To do:
Go through the listing and return every line with "petitioners" in it.
[START]
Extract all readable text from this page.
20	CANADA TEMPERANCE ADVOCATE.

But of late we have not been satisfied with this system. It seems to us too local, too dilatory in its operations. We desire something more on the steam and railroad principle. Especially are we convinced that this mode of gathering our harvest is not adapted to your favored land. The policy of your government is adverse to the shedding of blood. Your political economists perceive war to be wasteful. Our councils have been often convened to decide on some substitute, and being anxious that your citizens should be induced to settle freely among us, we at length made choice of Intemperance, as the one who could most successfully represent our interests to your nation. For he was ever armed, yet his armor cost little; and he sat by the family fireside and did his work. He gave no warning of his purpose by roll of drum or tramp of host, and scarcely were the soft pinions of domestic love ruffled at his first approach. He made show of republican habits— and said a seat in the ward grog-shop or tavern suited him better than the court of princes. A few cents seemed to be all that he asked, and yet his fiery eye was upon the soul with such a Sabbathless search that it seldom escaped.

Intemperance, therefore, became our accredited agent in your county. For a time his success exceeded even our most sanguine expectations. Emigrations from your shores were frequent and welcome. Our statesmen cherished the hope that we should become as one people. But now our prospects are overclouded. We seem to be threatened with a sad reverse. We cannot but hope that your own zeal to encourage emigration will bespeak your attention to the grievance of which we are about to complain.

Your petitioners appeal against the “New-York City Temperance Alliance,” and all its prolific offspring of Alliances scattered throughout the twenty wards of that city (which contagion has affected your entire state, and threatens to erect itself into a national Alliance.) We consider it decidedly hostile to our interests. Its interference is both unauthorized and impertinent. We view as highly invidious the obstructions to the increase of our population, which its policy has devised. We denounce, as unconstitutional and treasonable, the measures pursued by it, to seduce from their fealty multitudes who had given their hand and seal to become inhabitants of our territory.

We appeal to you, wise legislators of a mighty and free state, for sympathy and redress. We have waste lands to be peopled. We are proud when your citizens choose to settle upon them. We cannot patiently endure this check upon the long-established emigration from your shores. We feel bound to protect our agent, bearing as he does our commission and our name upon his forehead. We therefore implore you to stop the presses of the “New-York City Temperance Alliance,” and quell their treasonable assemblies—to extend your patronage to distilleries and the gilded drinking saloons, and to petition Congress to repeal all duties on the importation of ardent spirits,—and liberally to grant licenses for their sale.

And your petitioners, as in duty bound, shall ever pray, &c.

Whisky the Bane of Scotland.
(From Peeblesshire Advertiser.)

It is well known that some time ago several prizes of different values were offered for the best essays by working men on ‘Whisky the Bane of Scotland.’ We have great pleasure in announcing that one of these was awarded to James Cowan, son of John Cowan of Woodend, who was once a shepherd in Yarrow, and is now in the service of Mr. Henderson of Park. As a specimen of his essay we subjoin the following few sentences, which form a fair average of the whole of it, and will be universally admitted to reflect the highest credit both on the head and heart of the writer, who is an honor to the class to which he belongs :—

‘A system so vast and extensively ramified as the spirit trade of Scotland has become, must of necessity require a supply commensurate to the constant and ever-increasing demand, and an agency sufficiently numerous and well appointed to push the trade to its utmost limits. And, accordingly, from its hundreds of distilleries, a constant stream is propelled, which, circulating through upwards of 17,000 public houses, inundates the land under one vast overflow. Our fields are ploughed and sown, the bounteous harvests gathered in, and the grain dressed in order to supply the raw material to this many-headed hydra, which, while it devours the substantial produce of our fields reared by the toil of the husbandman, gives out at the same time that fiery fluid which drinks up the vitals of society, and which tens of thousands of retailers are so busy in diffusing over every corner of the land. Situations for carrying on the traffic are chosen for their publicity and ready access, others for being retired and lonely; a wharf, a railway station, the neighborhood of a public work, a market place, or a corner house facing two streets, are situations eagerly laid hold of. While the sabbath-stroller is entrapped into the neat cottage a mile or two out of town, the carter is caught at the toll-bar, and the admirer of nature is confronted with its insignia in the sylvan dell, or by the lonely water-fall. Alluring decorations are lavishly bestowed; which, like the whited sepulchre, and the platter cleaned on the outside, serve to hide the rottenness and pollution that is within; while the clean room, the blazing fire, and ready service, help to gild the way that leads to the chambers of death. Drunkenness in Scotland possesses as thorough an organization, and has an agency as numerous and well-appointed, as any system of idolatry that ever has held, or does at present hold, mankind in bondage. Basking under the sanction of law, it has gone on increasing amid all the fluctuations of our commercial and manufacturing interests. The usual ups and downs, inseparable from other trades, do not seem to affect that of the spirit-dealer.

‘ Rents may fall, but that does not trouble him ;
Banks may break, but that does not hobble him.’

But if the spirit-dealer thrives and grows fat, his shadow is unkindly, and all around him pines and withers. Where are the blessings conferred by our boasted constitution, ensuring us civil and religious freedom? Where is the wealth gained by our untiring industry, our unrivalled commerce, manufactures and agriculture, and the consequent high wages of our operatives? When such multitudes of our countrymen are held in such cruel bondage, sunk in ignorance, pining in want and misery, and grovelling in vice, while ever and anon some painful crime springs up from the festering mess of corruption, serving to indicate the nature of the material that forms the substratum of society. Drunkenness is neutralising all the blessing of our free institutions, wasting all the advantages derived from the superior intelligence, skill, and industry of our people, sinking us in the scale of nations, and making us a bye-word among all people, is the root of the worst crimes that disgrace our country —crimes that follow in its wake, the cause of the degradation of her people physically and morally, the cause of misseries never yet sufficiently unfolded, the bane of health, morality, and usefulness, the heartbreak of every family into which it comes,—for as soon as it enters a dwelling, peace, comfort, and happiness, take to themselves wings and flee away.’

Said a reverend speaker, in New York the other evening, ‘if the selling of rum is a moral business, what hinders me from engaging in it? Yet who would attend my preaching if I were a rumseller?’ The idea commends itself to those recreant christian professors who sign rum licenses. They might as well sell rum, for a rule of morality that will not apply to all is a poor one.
[END]
Answer to this problem:
Your petitioners appeal against the “New-York City Temperance Alliance,” and all its prolific offspring of Alliances scattered throughout the twenty wards of that city (which contagion has affected your entire state, and threatens to erect itself into a national Alliance.) We consider it decidedly hostile to our interests. Its interference is both unauthorized and impertinent. We view as highly invidious the obstructions to the increase of our population, which its policy has devised. We denounce, as unconstitutional and treasonable, the measures pursued by it, to seduce from their fealty multitudes who had given their hand and seal to become inhabitants of our territory.
And your petitioners, as in duty bound, shall ever pray, &c.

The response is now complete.